Directions for this task: Please quote every line word for word.

(Extracted records)
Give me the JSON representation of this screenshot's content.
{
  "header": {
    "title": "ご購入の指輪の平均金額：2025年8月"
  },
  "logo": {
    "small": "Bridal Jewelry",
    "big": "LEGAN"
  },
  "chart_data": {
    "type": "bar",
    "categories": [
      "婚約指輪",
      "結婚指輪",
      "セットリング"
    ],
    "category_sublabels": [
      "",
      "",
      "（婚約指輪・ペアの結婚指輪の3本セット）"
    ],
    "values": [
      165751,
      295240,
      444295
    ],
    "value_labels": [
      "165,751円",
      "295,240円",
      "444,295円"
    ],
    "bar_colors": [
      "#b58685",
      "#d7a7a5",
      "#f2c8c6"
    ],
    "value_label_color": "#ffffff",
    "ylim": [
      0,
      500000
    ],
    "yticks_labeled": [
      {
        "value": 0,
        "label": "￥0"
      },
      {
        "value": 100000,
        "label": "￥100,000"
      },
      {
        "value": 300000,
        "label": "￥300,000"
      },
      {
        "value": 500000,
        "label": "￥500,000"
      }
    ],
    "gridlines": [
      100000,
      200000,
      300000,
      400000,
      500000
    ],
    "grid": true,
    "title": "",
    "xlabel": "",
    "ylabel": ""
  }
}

Answer to this problem:
Give me the JSON representation of this screenshot's content.
{
  "header": {
    "title": "ご購入の指輪の平均金額：2025年8月"
  },
  "logo": {
    "small": "Bridal Jewelry",
    "big": "LEGAN"
  },
  "chart_data": {
    "type": "bar",
    "categories": [
      "婚約指輪",
      "結婚指輪",
      "セットリング"
    ],
    "category_sublabels": [
      "",
      "",
      "（婚約指輪・ペアの結婚指輪の3本セット）"
    ],
    "values": [
      165751,
      295240,
      444295
    ],
    "value_labels": [
      "165,751円",
      "295,240円",
      "444,295円"
    ],
    "bar_colors": [
      "#b58685",
      "#d7a7a5",
      "#f2c8c6"
    ],
    "value_label_color": "#ffffff",
    "ylim": [
      0,
      500000
    ],
    "yticks_labeled": [
      {
        "value": 0,
        "label": "￥0"
      },
      {
        "value": 100000,
        "label": "￥100,000"
      },
      {
        "value": 300000,
        "label": "￥300,000"
      },
      {
        "value": 500000,
        "label": "￥500,000"
      }
    ],
    "gridlines": [
      100000,
      200000,
      300000,
      400000,
      500000
    ],
    "grid": true,
    "title": "",
    "xlabel": "",
    "ylabel": ""
  }
}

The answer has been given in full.